::: Given data :::

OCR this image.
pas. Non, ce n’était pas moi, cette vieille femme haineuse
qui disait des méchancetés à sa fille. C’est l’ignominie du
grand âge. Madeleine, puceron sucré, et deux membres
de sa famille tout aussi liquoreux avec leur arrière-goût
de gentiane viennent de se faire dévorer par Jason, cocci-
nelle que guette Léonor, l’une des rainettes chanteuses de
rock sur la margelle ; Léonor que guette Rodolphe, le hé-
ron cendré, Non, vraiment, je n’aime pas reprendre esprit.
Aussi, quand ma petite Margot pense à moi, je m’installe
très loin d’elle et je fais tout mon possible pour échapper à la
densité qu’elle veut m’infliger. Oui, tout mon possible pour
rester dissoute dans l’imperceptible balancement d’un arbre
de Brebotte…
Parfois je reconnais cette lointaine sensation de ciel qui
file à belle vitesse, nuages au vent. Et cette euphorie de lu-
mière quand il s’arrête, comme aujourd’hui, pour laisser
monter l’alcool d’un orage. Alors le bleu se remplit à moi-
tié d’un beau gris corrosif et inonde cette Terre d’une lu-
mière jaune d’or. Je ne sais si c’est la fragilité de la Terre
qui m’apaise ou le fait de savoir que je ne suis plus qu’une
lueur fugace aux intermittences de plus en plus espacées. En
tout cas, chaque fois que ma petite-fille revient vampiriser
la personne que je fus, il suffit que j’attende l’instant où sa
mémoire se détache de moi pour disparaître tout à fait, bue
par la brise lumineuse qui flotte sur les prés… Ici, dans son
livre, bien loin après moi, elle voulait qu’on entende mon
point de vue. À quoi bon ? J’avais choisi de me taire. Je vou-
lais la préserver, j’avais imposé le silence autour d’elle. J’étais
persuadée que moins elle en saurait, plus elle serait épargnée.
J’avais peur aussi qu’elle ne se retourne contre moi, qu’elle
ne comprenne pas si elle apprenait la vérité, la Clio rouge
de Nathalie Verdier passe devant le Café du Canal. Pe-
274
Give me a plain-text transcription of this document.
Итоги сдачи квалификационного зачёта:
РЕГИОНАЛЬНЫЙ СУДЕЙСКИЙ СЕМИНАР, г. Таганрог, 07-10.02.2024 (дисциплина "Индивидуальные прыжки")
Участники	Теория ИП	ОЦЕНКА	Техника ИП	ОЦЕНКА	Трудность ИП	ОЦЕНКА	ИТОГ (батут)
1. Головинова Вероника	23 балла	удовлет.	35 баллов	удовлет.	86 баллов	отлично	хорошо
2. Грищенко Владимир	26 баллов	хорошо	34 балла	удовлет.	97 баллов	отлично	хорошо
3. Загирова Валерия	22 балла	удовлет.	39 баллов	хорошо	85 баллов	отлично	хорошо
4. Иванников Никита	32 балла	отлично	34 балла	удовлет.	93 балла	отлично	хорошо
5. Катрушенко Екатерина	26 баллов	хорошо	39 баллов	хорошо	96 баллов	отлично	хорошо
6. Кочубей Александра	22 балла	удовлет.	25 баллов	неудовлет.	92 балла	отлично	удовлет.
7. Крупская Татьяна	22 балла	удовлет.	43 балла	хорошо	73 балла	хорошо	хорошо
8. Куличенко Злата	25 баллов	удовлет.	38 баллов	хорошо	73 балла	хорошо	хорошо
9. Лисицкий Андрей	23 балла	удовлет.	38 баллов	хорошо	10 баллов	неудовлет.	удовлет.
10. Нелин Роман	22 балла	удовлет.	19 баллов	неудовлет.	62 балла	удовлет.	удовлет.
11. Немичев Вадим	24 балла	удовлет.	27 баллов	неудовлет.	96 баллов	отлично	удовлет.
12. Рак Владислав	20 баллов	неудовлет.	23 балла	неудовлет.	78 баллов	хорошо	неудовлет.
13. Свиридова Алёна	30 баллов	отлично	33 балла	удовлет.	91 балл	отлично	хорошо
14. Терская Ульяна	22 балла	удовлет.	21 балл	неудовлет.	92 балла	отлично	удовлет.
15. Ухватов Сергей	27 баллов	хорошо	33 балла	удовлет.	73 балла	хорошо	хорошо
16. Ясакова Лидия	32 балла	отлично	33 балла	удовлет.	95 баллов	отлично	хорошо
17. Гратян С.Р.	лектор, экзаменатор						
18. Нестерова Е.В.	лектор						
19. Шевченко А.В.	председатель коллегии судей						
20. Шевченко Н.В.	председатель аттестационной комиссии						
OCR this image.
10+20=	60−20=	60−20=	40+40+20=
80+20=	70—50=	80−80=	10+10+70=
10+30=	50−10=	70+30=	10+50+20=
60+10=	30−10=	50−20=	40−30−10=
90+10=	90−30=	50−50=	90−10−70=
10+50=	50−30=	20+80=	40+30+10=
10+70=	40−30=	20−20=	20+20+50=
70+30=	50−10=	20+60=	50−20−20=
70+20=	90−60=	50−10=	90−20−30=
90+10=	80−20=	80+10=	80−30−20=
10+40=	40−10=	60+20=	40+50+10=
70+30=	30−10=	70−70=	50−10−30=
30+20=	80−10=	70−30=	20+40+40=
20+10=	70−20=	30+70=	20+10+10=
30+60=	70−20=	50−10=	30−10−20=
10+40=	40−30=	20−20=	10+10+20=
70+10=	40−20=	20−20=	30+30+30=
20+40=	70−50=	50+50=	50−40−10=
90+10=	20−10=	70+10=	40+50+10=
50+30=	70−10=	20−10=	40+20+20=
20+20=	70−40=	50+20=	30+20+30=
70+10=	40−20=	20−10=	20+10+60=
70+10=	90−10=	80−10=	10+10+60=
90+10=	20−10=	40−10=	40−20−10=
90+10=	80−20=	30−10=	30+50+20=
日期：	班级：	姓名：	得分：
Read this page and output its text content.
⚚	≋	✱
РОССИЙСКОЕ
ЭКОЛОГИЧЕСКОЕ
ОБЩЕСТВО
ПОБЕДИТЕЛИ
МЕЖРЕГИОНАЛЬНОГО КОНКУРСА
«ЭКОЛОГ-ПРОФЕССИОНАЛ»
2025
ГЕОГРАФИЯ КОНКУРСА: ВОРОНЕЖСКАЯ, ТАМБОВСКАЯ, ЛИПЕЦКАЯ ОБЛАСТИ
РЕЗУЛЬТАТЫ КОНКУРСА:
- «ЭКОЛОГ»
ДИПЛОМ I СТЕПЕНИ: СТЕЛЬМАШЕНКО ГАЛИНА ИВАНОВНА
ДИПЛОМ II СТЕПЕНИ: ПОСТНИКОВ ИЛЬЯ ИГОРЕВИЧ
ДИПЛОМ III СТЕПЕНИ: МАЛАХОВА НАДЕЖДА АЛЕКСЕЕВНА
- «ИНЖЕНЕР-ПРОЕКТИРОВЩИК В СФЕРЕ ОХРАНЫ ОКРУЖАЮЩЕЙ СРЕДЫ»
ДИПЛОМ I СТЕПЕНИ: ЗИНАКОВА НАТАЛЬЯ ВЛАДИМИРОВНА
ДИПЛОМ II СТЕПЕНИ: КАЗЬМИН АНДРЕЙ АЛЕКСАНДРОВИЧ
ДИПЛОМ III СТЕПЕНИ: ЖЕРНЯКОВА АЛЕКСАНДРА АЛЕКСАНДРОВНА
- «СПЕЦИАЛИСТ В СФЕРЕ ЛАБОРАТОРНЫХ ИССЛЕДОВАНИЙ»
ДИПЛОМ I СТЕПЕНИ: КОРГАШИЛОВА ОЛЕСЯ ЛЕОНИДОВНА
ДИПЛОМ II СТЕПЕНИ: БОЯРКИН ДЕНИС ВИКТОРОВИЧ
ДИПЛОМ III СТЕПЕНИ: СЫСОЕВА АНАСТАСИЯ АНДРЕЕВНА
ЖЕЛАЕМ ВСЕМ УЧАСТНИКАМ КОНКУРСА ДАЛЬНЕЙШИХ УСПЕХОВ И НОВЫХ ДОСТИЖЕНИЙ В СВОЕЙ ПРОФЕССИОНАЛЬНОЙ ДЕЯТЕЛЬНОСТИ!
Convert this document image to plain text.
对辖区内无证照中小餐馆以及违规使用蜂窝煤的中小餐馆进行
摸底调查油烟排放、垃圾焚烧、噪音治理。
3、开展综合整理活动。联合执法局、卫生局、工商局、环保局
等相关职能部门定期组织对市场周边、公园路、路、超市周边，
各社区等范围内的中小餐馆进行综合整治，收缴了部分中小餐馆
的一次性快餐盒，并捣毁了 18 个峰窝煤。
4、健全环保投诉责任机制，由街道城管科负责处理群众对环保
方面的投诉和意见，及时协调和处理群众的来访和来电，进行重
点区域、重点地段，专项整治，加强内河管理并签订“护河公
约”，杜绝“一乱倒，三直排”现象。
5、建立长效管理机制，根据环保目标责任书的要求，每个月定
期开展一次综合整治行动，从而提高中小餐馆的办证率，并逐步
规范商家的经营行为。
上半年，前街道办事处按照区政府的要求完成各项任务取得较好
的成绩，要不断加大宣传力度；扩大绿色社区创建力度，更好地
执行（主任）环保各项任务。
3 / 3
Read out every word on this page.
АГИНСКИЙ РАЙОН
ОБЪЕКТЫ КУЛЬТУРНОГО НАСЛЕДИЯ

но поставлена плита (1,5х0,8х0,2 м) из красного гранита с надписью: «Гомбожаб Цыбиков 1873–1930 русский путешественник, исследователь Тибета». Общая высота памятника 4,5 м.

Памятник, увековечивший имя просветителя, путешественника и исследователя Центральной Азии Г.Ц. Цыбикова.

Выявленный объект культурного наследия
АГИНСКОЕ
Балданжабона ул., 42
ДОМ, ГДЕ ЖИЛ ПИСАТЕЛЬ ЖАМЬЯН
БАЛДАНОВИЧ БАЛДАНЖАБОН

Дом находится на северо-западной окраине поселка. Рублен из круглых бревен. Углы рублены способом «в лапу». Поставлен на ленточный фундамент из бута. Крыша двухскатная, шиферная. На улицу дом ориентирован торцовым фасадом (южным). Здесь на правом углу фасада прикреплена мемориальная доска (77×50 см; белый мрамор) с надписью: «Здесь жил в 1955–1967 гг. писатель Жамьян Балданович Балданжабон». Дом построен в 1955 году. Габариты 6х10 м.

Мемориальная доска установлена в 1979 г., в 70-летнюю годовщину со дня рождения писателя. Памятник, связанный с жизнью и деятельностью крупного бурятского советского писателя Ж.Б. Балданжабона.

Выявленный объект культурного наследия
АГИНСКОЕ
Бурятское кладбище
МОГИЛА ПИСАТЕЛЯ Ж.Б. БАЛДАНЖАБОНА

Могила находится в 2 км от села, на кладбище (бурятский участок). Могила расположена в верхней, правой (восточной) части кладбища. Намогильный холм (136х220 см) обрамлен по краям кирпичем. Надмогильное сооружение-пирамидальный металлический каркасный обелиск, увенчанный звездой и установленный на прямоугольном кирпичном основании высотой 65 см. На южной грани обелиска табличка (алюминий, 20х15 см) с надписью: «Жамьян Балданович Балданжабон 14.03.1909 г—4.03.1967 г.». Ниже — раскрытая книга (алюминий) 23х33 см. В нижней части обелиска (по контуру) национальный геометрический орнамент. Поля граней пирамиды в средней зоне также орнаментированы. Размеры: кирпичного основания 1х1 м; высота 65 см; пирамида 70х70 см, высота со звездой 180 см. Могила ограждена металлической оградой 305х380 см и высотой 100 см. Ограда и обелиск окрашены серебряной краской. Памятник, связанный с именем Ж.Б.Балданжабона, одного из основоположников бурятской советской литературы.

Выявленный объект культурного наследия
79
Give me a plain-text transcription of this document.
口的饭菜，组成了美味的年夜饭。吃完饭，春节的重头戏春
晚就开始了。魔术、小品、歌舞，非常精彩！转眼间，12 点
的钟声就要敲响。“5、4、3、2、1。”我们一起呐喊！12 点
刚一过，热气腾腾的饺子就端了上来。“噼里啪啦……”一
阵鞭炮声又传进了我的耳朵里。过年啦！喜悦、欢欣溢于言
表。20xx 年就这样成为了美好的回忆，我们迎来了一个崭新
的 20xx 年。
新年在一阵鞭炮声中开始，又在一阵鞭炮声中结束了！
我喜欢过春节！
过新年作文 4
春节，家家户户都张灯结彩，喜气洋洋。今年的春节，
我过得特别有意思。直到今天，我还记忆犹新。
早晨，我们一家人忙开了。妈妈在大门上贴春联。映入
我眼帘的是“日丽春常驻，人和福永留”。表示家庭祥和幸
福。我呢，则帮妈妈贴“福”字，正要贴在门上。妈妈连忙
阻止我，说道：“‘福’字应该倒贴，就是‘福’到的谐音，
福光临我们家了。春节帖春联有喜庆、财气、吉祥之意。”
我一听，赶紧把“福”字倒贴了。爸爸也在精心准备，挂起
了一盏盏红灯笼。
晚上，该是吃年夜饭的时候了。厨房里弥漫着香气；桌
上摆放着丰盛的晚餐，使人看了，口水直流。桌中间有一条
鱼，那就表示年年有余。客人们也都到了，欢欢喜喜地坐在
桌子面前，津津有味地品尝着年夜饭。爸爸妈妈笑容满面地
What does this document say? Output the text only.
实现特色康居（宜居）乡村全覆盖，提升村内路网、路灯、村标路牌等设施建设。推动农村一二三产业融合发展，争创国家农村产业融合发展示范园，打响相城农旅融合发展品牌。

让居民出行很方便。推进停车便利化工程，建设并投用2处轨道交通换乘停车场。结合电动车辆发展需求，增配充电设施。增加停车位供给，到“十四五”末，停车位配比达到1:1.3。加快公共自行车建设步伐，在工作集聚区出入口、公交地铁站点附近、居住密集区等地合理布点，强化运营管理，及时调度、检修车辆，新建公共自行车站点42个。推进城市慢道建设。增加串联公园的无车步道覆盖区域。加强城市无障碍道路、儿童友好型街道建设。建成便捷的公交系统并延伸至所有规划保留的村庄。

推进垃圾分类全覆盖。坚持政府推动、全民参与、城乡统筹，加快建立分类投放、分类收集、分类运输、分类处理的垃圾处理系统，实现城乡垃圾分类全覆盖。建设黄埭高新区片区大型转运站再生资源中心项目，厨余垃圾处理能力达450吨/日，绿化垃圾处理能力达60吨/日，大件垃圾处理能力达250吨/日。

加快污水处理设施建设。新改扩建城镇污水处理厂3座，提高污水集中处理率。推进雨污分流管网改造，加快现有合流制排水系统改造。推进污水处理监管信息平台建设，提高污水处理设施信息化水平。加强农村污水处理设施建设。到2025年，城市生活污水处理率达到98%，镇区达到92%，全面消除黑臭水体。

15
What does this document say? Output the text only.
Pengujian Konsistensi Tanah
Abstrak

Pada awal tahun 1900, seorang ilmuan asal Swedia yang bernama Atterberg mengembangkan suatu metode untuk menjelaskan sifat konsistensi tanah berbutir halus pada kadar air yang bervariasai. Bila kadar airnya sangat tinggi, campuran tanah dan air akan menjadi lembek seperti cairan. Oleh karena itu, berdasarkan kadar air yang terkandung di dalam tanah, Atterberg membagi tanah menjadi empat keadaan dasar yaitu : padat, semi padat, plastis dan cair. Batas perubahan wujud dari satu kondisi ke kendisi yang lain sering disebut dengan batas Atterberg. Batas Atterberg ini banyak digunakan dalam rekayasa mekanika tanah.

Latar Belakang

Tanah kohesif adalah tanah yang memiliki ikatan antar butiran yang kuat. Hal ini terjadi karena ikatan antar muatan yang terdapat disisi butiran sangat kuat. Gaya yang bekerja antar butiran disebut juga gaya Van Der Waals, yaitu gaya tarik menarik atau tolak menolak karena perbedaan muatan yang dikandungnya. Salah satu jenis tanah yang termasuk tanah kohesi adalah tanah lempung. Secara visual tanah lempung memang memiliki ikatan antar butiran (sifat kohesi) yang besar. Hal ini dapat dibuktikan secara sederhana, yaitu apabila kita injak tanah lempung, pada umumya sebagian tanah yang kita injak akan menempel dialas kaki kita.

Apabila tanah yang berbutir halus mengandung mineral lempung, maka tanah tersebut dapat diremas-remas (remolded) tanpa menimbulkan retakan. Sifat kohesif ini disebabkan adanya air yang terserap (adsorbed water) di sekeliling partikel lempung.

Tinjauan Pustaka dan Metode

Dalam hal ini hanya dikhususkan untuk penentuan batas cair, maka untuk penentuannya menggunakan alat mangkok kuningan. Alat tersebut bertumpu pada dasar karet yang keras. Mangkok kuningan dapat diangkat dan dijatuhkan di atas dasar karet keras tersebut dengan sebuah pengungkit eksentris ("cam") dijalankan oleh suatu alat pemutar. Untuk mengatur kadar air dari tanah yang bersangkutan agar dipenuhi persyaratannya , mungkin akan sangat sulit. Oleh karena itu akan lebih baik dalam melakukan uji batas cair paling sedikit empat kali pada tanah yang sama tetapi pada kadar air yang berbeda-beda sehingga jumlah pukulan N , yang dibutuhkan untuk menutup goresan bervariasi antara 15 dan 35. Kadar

:::

## Directions for this task
Copy each line containing the word "guette" from the data.

## Exercise output
nelle que guette Léonor, l’une des rainettes chanteuses de
rock sur la margelle ; Léonor que guette Rodolphe, le hé-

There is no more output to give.